[PROBLEM TO SOLVE] Omit all pictures and give the records below again exactly as written.

## BEGIN ENTRIES

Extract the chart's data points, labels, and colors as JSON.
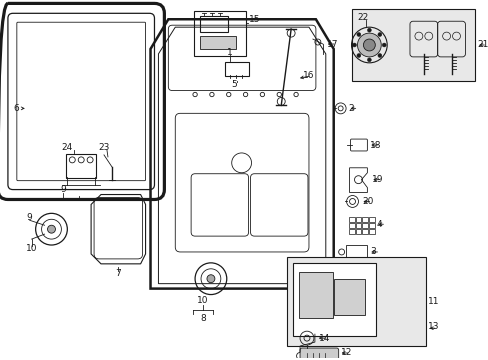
{
  "bg_color": "#ffffff",
  "line_color": "#1a1a1a",
  "box_bg": "#e8e8e8",
  "fig_width": 4.89,
  "fig_height": 3.6,
  "dpi": 100,
  "lw_thick": 1.8,
  "lw_mid": 1.0,
  "lw_thin": 0.6,
  "fs_label": 6.5
}
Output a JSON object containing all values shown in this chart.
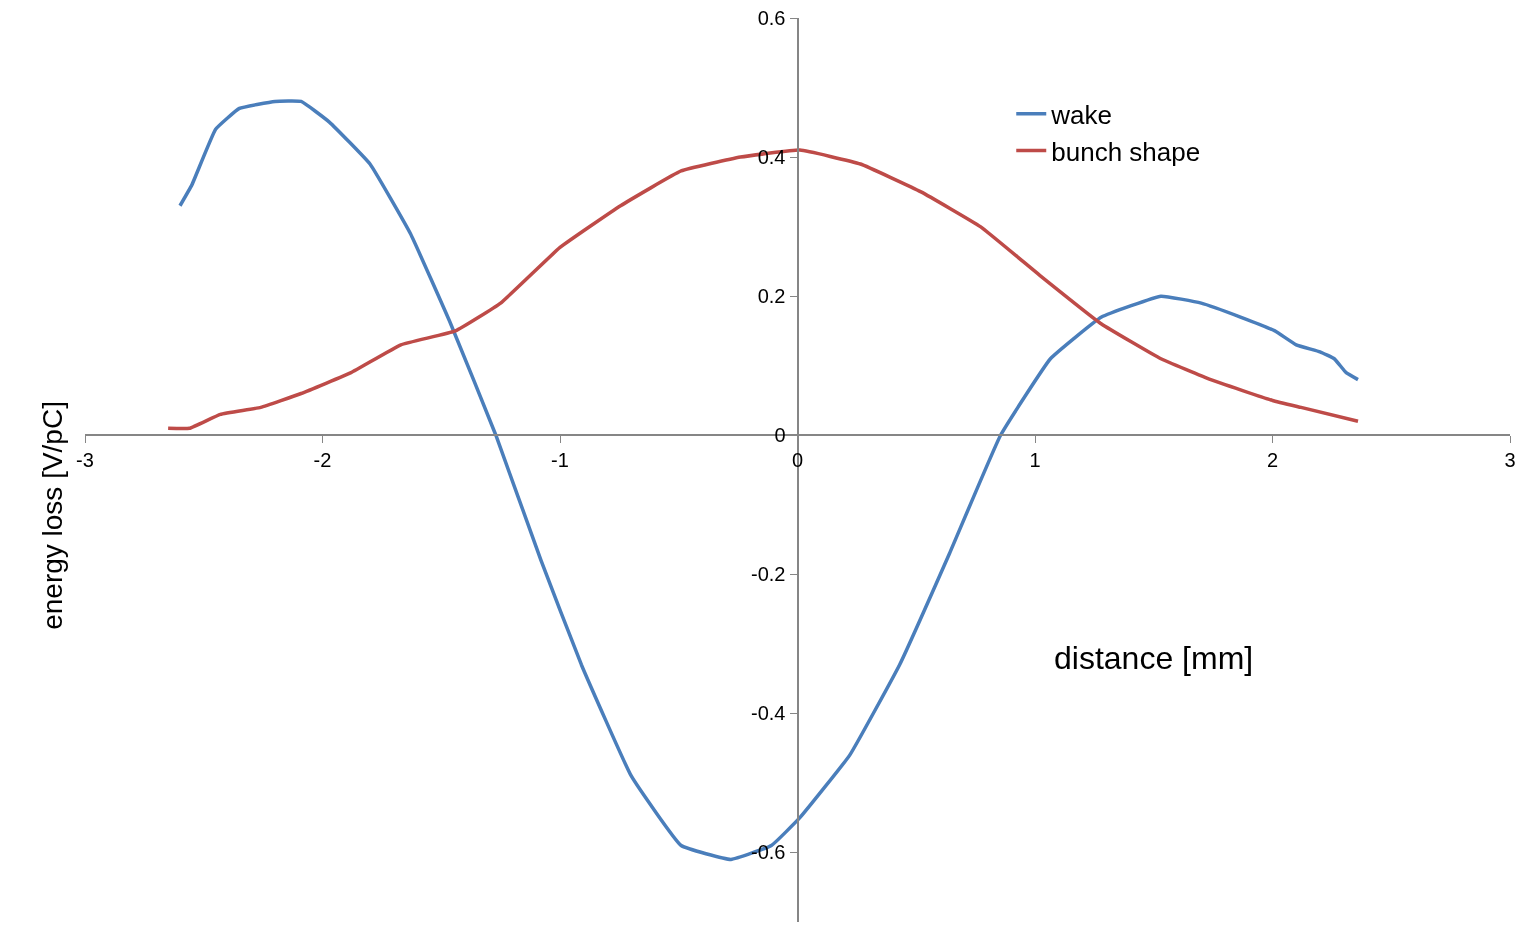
{
  "chart_data": {
    "type": "line",
    "xlabel": "distance [mm]",
    "ylabel": "energy loss [V/pC]",
    "series": [
      {
        "name": "wake",
        "color": "#4a7ebb",
        "x": [
          -2.6,
          -2.55,
          -2.45,
          -2.35,
          -2.2,
          -2.09,
          -1.97,
          -1.8,
          -1.63,
          -1.46,
          -1.27,
          -1.08,
          -0.91,
          -0.7,
          -0.49,
          -0.28,
          -0.11,
          0.01,
          0.22,
          0.43,
          0.64,
          0.855,
          1.065,
          1.28,
          1.53,
          1.7,
          1.865,
          2.01,
          2.1,
          2.2,
          2.26,
          2.31,
          2.36
        ],
        "values": [
          0.33,
          0.36,
          0.44,
          0.47,
          0.48,
          0.48,
          0.45,
          0.39,
          0.29,
          0.16,
          0.0,
          -0.18,
          -0.33,
          -0.49,
          -0.59,
          -0.61,
          -0.59,
          -0.55,
          -0.46,
          -0.33,
          -0.17,
          0.0,
          0.11,
          0.17,
          0.2,
          0.19,
          0.17,
          0.15,
          0.13,
          0.12,
          0.11,
          0.09,
          0.08
        ]
      },
      {
        "name": "bunch shape",
        "color": "#be4b48",
        "x": [
          -2.65,
          -2.56,
          -2.43,
          -2.26,
          -2.09,
          -1.88,
          -1.67,
          -1.44,
          -1.25,
          -1.0,
          -0.745,
          -0.49,
          -0.24,
          0.01,
          0.265,
          0.52,
          0.77,
          1.02,
          1.28,
          1.53,
          1.74,
          2.0,
          2.12,
          2.36
        ],
        "values": [
          0.01,
          0.01,
          0.03,
          0.04,
          0.06,
          0.09,
          0.13,
          0.15,
          0.19,
          0.27,
          0.33,
          0.38,
          0.4,
          0.41,
          0.39,
          0.35,
          0.3,
          0.23,
          0.16,
          0.11,
          0.08,
          0.05,
          0.04,
          0.02
        ]
      }
    ],
    "xlim": [
      -3,
      3
    ],
    "xticks": [
      -3,
      -2,
      -1,
      0,
      1,
      2,
      3
    ],
    "ylim": [
      -0.7,
      0.6
    ],
    "yticks": [
      -0.6,
      -0.4,
      -0.2,
      0,
      0.2,
      0.4,
      0.6
    ],
    "legend": "top right",
    "marker": "none",
    "line_style": "solid"
  }
}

## END ENTRIES

[IN RESPONSE]
Extract the chart's data points, labels, and colors as JSON.
{
  "bg_color": "#ffffff",
  "line_color": "#1a1a1a",
  "box_bg": "#e8e8e8",
  "fig_width": 4.89,
  "fig_height": 3.6,
  "dpi": 100,
  "lw_thick": 1.8,
  "lw_mid": 1.0,
  "lw_thin": 0.6,
  "fs_label": 6.5
}
Output a JSON object containing all values shown in this chart.
{
  "chart_data": {
    "type": "line",
    "xlabel": "distance [mm]",
    "ylabel": "energy loss [V/pC]",
    "series": [
      {
        "name": "wake",
        "color": "#4a7ebb",
        "x": [
          -2.6,
          -2.55,
          -2.45,
          -2.35,
          -2.2,
          -2.09,
          -1.97,
          -1.8,
          -1.63,
          -1.46,
          -1.27,
          -1.08,
          -0.91,
          -0.7,
          -0.49,
          -0.28,
          -0.11,
          0.01,
          0.22,
          0.43,
          0.64,
          0.855,
          1.065,
          1.28,
          1.53,
          1.7,
          1.865,
          2.01,
          2.1,
          2.2,
          2.26,
          2.31,
          2.36
        ],
        "values": [
          0.33,
          0.36,
          0.44,
          0.47,
          0.48,
          0.48,
          0.45,
          0.39,
          0.29,
          0.16,
          0.0,
          -0.18,
          -0.33,
          -0.49,
          -0.59,
          -0.61,
          -0.59,
          -0.55,
          -0.46,
          -0.33,
          -0.17,
          0.0,
          0.11,
          0.17,
          0.2,
          0.19,
          0.17,
          0.15,
          0.13,
          0.12,
          0.11,
          0.09,
          0.08
        ]
      },
      {
        "name": "bunch shape",
        "color": "#be4b48",
        "x": [
          -2.65,
          -2.56,
          -2.43,
          -2.26,
          -2.09,
          -1.88,
          -1.67,
          -1.44,
          -1.25,
          -1.0,
          -0.745,
          -0.49,
          -0.24,
          0.01,
          0.265,
          0.52,
          0.77,
          1.02,
          1.28,
          1.53,
          1.74,
          2.0,
          2.12,
          2.36
        ],
        "values": [
          0.01,
          0.01,
          0.03,
          0.04,
          0.06,
          0.09,
          0.13,
          0.15,
          0.19,
          0.27,
          0.33,
          0.38,
          0.4,
          0.41,
          0.39,
          0.35,
          0.3,
          0.23,
          0.16,
          0.11,
          0.08,
          0.05,
          0.04,
          0.02
        ]
      }
    ],
    "xlim": [
      -3,
      3
    ],
    "xticks": [
      -3,
      -2,
      -1,
      0,
      1,
      2,
      3
    ],
    "ylim": [
      -0.7,
      0.6
    ],
    "yticks": [
      -0.6,
      -0.4,
      -0.2,
      0,
      0.2,
      0.4,
      0.6
    ],
    "legend": "top right",
    "marker": "none",
    "line_style": "solid"
  }
}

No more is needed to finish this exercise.